* DIRECTION
Write out each line exactly as given. Leave the pictures out of your copy.

* SOURCE MATERIAL
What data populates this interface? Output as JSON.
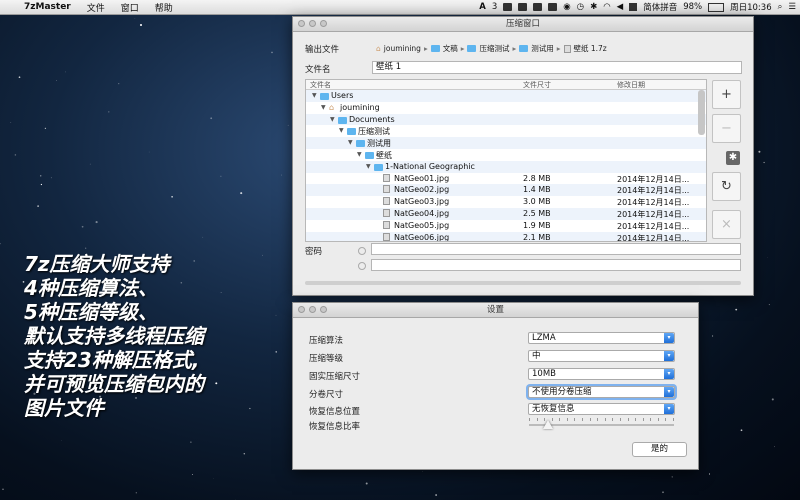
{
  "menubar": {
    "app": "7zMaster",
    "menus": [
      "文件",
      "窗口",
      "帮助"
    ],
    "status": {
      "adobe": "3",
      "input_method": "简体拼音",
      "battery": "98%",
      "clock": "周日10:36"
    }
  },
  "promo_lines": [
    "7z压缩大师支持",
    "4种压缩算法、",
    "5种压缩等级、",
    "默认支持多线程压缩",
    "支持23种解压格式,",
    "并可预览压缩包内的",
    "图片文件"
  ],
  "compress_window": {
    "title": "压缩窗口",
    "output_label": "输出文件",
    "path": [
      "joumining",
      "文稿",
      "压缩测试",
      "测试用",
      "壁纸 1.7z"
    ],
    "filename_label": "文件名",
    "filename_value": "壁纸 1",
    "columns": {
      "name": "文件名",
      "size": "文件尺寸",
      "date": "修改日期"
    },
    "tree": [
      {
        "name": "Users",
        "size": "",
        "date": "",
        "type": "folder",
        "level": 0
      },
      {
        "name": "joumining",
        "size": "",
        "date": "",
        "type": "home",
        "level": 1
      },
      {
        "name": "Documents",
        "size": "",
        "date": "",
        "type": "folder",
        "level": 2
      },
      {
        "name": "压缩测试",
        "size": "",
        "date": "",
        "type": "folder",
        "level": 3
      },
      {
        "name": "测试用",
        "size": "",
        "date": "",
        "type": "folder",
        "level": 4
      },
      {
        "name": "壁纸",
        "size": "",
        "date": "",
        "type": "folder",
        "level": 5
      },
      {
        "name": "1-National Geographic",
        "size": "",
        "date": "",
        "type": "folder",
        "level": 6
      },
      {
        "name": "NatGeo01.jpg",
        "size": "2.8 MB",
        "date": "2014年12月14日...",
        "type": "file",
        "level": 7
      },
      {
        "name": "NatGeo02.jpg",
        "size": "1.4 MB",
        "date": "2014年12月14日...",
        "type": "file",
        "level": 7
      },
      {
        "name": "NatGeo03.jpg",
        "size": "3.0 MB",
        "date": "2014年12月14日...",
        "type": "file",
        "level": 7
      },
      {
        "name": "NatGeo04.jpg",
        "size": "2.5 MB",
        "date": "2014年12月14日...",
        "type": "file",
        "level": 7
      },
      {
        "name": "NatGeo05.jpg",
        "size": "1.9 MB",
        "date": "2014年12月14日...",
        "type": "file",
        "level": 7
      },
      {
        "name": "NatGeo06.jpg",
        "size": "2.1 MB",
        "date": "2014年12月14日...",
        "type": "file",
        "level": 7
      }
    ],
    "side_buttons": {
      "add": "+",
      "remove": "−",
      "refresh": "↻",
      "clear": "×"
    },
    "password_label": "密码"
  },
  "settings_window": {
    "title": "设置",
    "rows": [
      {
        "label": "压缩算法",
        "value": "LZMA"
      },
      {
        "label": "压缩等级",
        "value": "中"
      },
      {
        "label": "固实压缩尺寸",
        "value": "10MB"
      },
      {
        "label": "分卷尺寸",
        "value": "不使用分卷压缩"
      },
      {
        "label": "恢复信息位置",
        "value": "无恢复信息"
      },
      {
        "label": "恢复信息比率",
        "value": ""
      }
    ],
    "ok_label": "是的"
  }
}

* EXPECTED ANSWER
What data populates this interface? Output as JSON.
{
  "menubar": {
    "app": "7zMaster",
    "menus": [
      "文件",
      "窗口",
      "帮助"
    ],
    "status": {
      "adobe": "3",
      "input_method": "简体拼音",
      "battery": "98%",
      "clock": "周日10:36"
    }
  },
  "promo_lines": [
    "7z压缩大师支持",
    "4种压缩算法、",
    "5种压缩等级、",
    "默认支持多线程压缩",
    "支持23种解压格式,",
    "并可预览压缩包内的",
    "图片文件"
  ],
  "compress_window": {
    "title": "压缩窗口",
    "output_label": "输出文件",
    "path": [
      "joumining",
      "文稿",
      "压缩测试",
      "测试用",
      "壁纸 1.7z"
    ],
    "filename_label": "文件名",
    "filename_value": "壁纸 1",
    "columns": {
      "name": "文件名",
      "size": "文件尺寸",
      "date": "修改日期"
    },
    "tree": [
      {
        "name": "Users",
        "size": "",
        "date": "",
        "type": "folder",
        "level": 0
      },
      {
        "name": "joumining",
        "size": "",
        "date": "",
        "type": "home",
        "level": 1
      },
      {
        "name": "Documents",
        "size": "",
        "date": "",
        "type": "folder",
        "level": 2
      },
      {
        "name": "压缩测试",
        "size": "",
        "date": "",
        "type": "folder",
        "level": 3
      },
      {
        "name": "测试用",
        "size": "",
        "date": "",
        "type": "folder",
        "level": 4
      },
      {
        "name": "壁纸",
        "size": "",
        "date": "",
        "type": "folder",
        "level": 5
      },
      {
        "name": "1-National Geographic",
        "size": "",
        "date": "",
        "type": "folder",
        "level": 6
      },
      {
        "name": "NatGeo01.jpg",
        "size": "2.8 MB",
        "date": "2014年12月14日...",
        "type": "file",
        "level": 7
      },
      {
        "name": "NatGeo02.jpg",
        "size": "1.4 MB",
        "date": "2014年12月14日...",
        "type": "file",
        "level": 7
      },
      {
        "name": "NatGeo03.jpg",
        "size": "3.0 MB",
        "date": "2014年12月14日...",
        "type": "file",
        "level": 7
      },
      {
        "name": "NatGeo04.jpg",
        "size": "2.5 MB",
        "date": "2014年12月14日...",
        "type": "file",
        "level": 7
      },
      {
        "name": "NatGeo05.jpg",
        "size": "1.9 MB",
        "date": "2014年12月14日...",
        "type": "file",
        "level": 7
      },
      {
        "name": "NatGeo06.jpg",
        "size": "2.1 MB",
        "date": "2014年12月14日...",
        "type": "file",
        "level": 7
      }
    ],
    "side_buttons": {
      "add": "+",
      "remove": "−",
      "refresh": "↻",
      "clear": "×"
    },
    "password_label": "密码"
  },
  "settings_window": {
    "title": "设置",
    "rows": [
      {
        "label": "压缩算法",
        "value": "LZMA"
      },
      {
        "label": "压缩等级",
        "value": "中"
      },
      {
        "label": "固实压缩尺寸",
        "value": "10MB"
      },
      {
        "label": "分卷尺寸",
        "value": "不使用分卷压缩"
      },
      {
        "label": "恢复信息位置",
        "value": "无恢复信息"
      },
      {
        "label": "恢复信息比率",
        "value": ""
      }
    ],
    "ok_label": "是的"
  }
}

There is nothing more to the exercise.